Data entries
────

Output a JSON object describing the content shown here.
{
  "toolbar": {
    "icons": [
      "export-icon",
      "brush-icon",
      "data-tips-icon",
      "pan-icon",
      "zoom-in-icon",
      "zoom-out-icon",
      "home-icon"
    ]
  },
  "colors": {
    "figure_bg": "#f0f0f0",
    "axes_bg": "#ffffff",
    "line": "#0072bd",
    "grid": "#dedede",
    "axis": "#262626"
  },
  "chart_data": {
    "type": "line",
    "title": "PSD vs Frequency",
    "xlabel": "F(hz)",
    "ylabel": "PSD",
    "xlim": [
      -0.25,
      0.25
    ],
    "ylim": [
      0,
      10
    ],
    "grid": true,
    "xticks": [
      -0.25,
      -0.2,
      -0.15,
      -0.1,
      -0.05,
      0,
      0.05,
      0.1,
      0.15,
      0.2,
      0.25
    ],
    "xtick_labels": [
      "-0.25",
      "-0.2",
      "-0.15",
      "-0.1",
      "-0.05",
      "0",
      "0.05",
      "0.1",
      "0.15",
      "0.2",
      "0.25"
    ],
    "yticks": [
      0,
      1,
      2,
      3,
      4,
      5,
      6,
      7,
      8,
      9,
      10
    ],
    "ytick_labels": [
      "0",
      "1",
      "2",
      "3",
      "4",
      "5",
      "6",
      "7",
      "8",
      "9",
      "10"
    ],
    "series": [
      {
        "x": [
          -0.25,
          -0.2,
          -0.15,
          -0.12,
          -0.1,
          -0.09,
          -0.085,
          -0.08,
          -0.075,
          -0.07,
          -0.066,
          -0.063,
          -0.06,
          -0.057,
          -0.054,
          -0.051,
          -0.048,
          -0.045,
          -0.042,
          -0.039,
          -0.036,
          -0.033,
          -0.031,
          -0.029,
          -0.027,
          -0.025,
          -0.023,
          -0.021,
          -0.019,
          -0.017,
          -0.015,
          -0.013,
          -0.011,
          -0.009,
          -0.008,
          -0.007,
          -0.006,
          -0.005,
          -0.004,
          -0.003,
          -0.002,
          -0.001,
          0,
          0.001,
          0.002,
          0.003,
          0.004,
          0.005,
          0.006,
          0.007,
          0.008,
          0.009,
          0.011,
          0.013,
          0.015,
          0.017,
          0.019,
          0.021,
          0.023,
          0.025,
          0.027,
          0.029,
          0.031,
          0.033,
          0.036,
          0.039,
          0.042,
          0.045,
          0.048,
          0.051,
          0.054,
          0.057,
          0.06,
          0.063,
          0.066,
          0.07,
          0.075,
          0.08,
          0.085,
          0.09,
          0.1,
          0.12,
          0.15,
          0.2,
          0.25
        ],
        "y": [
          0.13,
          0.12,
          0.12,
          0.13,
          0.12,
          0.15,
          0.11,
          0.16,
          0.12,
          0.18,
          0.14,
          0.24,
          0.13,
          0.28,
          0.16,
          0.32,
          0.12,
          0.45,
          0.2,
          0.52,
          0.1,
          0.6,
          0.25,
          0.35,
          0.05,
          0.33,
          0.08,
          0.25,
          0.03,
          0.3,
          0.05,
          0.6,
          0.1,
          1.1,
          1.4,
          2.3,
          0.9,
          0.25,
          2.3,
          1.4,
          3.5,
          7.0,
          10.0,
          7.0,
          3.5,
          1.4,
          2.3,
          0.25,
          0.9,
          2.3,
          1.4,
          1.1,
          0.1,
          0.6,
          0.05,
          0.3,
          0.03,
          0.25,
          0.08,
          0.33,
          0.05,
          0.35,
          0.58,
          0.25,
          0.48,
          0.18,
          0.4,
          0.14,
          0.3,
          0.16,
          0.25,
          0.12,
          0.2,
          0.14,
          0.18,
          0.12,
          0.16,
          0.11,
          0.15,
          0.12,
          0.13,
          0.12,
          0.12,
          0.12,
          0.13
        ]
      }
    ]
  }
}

────

- **Challenge**
Show the data once more, exactly as it was written.

- **Final answer**
Output a JSON object describing the content shown here.
{
  "toolbar": {
    "icons": [
      "export-icon",
      "brush-icon",
      "data-tips-icon",
      "pan-icon",
      "zoom-in-icon",
      "zoom-out-icon",
      "home-icon"
    ]
  },
  "colors": {
    "figure_bg": "#f0f0f0",
    "axes_bg": "#ffffff",
    "line": "#0072bd",
    "grid": "#dedede",
    "axis": "#262626"
  },
  "chart_data": {
    "type": "line",
    "title": "PSD vs Frequency",
    "xlabel": "F(hz)",
    "ylabel": "PSD",
    "xlim": [
      -0.25,
      0.25
    ],
    "ylim": [
      0,
      10
    ],
    "grid": true,
    "xticks": [
      -0.25,
      -0.2,
      -0.15,
      -0.1,
      -0.05,
      0,
      0.05,
      0.1,
      0.15,
      0.2,
      0.25
    ],
    "xtick_labels": [
      "-0.25",
      "-0.2",
      "-0.15",
      "-0.1",
      "-0.05",
      "0",
      "0.05",
      "0.1",
      "0.15",
      "0.2",
      "0.25"
    ],
    "yticks": [
      0,
      1,
      2,
      3,
      4,
      5,
      6,
      7,
      8,
      9,
      10
    ],
    "ytick_labels": [
      "0",
      "1",
      "2",
      "3",
      "4",
      "5",
      "6",
      "7",
      "8",
      "9",
      "10"
    ],
    "series": [
      {
        "x": [
          -0.25,
          -0.2,
          -0.15,
          -0.12,
          -0.1,
          -0.09,
          -0.085,
          -0.08,
          -0.075,
          -0.07,
          -0.066,
          -0.063,
          -0.06,
          -0.057,
          -0.054,
          -0.051,
          -0.048,
          -0.045,
          -0.042,
          -0.039,
          -0.036,
          -0.033,
          -0.031,
          -0.029,
          -0.027,
          -0.025,
          -0.023,
          -0.021,
          -0.019,
          -0.017,
          -0.015,
          -0.013,
          -0.011,
          -0.009,
          -0.008,
          -0.007,
          -0.006,
          -0.005,
          -0.004,
          -0.003,
          -0.002,
          -0.001,
          0,
          0.001,
          0.002,
          0.003,
          0.004,
          0.005,
          0.006,
          0.007,
          0.008,
          0.009,
          0.011,
          0.013,
          0.015,
          0.017,
          0.019,
          0.021,
          0.023,
          0.025,
          0.027,
          0.029,
          0.031,
          0.033,
          0.036,
          0.039,
          0.042,
          0.045,
          0.048,
          0.051,
          0.054,
          0.057,
          0.06,
          0.063,
          0.066,
          0.07,
          0.075,
          0.08,
          0.085,
          0.09,
          0.1,
          0.12,
          0.15,
          0.2,
          0.25
        ],
        "y": [
          0.13,
          0.12,
          0.12,
          0.13,
          0.12,
          0.15,
          0.11,
          0.16,
          0.12,
          0.18,
          0.14,
          0.24,
          0.13,
          0.28,
          0.16,
          0.32,
          0.12,
          0.45,
          0.2,
          0.52,
          0.1,
          0.6,
          0.25,
          0.35,
          0.05,
          0.33,
          0.08,
          0.25,
          0.03,
          0.3,
          0.05,
          0.6,
          0.1,
          1.1,
          1.4,
          2.3,
          0.9,
          0.25,
          2.3,
          1.4,
          3.5,
          7.0,
          10.0,
          7.0,
          3.5,
          1.4,
          2.3,
          0.25,
          0.9,
          2.3,
          1.4,
          1.1,
          0.1,
          0.6,
          0.05,
          0.3,
          0.03,
          0.25,
          0.08,
          0.33,
          0.05,
          0.35,
          0.58,
          0.25,
          0.48,
          0.18,
          0.4,
          0.14,
          0.3,
          0.16,
          0.25,
          0.12,
          0.2,
          0.14,
          0.18,
          0.12,
          0.16,
          0.11,
          0.15,
          0.12,
          0.13,
          0.12,
          0.12,
          0.12,
          0.13
        ]
      }
    ]
  }
}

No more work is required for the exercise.